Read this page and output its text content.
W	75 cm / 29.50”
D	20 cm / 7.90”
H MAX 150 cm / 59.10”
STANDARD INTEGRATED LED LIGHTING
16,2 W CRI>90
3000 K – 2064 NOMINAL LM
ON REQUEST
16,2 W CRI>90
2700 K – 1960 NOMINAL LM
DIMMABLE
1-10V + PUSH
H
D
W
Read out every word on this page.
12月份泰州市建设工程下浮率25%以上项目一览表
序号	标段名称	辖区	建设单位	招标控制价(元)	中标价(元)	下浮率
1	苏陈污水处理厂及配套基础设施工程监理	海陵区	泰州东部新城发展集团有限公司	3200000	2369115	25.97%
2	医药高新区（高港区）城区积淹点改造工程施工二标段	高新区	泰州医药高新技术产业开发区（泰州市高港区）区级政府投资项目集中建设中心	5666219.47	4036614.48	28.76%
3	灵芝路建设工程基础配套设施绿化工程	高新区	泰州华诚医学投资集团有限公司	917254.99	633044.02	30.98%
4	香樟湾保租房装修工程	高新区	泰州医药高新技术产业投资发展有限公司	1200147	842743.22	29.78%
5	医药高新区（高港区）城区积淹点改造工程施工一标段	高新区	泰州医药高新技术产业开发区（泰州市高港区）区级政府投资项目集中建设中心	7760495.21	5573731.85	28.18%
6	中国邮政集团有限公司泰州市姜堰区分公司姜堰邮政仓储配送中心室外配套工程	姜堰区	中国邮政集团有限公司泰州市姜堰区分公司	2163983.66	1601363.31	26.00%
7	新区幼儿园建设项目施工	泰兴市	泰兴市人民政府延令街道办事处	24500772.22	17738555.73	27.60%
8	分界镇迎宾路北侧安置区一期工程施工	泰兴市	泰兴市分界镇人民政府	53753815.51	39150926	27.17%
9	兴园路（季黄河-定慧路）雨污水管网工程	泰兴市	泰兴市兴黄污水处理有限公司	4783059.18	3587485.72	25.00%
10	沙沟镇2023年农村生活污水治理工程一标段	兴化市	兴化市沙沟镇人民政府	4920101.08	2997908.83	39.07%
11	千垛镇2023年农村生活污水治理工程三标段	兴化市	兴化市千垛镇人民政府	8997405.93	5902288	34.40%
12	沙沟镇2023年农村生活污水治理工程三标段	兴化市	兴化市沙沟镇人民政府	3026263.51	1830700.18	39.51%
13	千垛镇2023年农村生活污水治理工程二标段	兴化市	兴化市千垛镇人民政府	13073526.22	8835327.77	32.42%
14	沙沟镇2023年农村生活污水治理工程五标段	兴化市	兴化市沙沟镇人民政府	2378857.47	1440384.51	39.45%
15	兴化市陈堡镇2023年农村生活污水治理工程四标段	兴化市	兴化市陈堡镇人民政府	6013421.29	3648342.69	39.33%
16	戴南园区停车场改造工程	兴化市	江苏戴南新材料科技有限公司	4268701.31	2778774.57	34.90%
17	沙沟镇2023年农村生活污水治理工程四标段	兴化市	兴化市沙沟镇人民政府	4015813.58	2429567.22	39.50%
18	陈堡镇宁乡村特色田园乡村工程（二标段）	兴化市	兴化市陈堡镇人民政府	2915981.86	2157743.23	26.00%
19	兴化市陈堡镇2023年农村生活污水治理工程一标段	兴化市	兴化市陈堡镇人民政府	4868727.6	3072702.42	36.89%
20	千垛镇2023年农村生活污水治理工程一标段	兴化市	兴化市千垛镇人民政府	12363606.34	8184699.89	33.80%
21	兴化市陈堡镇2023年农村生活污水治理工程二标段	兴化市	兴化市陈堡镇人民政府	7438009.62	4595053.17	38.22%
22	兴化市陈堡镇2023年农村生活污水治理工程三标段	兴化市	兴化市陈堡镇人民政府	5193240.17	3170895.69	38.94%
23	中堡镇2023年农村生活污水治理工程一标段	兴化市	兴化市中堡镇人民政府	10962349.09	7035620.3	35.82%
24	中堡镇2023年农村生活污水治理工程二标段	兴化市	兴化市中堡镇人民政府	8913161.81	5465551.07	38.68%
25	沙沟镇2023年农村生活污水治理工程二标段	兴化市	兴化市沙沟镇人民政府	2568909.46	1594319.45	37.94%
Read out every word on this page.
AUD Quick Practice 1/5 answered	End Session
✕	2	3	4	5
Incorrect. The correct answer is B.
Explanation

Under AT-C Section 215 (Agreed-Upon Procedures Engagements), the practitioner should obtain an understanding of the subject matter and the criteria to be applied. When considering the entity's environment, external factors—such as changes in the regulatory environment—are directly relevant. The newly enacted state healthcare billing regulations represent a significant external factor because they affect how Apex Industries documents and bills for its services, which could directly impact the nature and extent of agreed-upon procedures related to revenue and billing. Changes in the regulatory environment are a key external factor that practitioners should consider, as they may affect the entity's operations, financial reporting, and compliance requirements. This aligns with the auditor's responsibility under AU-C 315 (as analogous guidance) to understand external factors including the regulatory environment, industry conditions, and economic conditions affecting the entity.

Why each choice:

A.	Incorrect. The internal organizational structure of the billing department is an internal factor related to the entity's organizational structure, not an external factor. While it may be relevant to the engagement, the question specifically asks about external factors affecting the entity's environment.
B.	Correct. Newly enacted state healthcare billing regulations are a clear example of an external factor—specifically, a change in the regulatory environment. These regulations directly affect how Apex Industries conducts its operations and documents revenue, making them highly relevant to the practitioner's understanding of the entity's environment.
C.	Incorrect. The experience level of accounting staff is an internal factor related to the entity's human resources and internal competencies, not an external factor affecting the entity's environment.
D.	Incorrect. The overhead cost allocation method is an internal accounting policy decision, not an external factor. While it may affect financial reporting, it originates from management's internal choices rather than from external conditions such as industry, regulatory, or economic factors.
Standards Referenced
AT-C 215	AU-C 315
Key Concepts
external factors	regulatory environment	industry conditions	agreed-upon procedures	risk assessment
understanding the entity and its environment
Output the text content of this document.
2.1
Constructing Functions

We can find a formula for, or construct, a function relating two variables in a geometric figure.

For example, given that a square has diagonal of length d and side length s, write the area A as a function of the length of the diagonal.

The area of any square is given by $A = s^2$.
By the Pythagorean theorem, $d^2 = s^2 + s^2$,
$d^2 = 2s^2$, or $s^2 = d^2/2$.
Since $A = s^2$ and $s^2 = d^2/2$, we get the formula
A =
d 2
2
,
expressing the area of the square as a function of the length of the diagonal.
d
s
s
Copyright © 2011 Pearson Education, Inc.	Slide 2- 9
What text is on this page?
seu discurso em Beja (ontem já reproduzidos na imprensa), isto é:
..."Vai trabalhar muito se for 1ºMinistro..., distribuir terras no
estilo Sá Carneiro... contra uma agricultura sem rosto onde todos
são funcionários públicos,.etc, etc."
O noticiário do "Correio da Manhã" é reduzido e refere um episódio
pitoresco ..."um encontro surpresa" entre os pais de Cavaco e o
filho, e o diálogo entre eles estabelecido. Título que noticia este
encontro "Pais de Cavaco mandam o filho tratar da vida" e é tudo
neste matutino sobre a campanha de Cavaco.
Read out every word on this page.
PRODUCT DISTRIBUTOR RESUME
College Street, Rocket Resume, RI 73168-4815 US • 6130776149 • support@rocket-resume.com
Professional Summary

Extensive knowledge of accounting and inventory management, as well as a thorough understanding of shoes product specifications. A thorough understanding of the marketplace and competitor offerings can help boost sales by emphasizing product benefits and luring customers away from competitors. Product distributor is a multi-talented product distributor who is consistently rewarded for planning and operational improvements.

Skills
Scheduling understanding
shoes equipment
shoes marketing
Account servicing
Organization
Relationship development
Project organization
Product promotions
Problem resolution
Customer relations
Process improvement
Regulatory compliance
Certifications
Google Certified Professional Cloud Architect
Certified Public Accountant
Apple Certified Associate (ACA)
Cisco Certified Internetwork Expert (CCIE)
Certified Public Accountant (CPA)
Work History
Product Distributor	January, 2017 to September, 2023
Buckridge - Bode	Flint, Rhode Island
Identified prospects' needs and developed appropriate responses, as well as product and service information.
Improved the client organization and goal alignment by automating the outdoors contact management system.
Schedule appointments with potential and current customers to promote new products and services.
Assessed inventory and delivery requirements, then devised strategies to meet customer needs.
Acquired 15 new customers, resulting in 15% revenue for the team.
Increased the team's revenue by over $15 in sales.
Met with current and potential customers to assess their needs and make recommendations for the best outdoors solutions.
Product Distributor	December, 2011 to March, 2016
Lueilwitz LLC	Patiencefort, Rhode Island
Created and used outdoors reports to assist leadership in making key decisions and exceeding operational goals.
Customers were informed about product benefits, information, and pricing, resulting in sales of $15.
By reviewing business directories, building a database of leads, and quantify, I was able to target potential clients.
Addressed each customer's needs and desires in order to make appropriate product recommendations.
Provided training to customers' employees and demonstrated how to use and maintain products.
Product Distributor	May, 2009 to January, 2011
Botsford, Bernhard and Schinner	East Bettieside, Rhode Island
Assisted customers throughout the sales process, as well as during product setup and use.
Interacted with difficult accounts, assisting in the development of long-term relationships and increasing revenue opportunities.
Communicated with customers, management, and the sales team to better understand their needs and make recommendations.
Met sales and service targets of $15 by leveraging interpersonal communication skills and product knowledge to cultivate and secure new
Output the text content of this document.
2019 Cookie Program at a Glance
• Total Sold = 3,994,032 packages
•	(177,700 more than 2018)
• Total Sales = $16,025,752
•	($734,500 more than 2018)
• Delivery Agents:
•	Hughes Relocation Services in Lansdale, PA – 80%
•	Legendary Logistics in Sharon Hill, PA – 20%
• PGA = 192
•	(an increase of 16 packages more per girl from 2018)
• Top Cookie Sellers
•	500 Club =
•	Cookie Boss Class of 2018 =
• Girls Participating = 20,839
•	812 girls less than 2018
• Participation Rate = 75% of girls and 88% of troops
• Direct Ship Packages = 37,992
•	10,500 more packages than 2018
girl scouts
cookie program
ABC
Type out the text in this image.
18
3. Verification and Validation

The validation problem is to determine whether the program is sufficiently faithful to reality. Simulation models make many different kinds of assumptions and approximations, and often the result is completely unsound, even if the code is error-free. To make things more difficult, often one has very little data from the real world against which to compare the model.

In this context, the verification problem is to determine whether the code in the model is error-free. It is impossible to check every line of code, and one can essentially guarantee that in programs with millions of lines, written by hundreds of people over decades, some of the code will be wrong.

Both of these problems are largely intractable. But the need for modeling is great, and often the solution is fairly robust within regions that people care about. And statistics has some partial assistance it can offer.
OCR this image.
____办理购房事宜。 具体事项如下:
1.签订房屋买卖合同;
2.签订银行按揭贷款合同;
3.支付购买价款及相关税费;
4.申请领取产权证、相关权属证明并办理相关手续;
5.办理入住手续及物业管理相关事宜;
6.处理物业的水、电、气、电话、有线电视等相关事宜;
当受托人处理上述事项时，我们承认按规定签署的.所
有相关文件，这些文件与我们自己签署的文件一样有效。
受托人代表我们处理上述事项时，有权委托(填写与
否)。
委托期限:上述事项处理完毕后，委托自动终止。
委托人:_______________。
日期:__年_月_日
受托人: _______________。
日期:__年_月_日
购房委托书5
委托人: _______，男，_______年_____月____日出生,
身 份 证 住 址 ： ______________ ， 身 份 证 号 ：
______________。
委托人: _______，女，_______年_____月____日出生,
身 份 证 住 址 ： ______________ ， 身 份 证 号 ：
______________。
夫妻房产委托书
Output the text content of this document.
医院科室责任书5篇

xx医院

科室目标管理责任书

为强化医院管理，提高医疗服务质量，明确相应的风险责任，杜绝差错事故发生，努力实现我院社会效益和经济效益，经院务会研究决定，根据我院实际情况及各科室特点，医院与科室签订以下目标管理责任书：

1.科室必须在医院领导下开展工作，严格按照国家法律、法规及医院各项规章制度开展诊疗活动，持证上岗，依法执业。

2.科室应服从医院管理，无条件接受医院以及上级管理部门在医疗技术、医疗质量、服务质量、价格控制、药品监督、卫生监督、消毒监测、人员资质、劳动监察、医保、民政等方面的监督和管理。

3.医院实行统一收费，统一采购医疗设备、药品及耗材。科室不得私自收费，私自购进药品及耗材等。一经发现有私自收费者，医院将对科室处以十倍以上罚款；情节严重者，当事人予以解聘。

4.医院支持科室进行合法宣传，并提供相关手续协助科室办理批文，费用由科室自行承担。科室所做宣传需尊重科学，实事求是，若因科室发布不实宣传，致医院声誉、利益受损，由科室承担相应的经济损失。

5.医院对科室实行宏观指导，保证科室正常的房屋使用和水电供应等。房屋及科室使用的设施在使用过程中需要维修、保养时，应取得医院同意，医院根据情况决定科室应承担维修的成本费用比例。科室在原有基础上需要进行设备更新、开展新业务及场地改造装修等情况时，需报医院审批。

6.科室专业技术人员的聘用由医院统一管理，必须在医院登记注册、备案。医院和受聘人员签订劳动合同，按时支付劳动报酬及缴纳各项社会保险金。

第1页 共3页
--
• Task to carry out:
From the listing above, copy every line that includes the word "Rhode".

• The solution:
Buckridge - Bode	Flint, Rhode Island
Lueilwitz LLC	Patiencefort, Rhode Island
Botsford, Bernhard and Schinner	East Bettieside, Rhode Island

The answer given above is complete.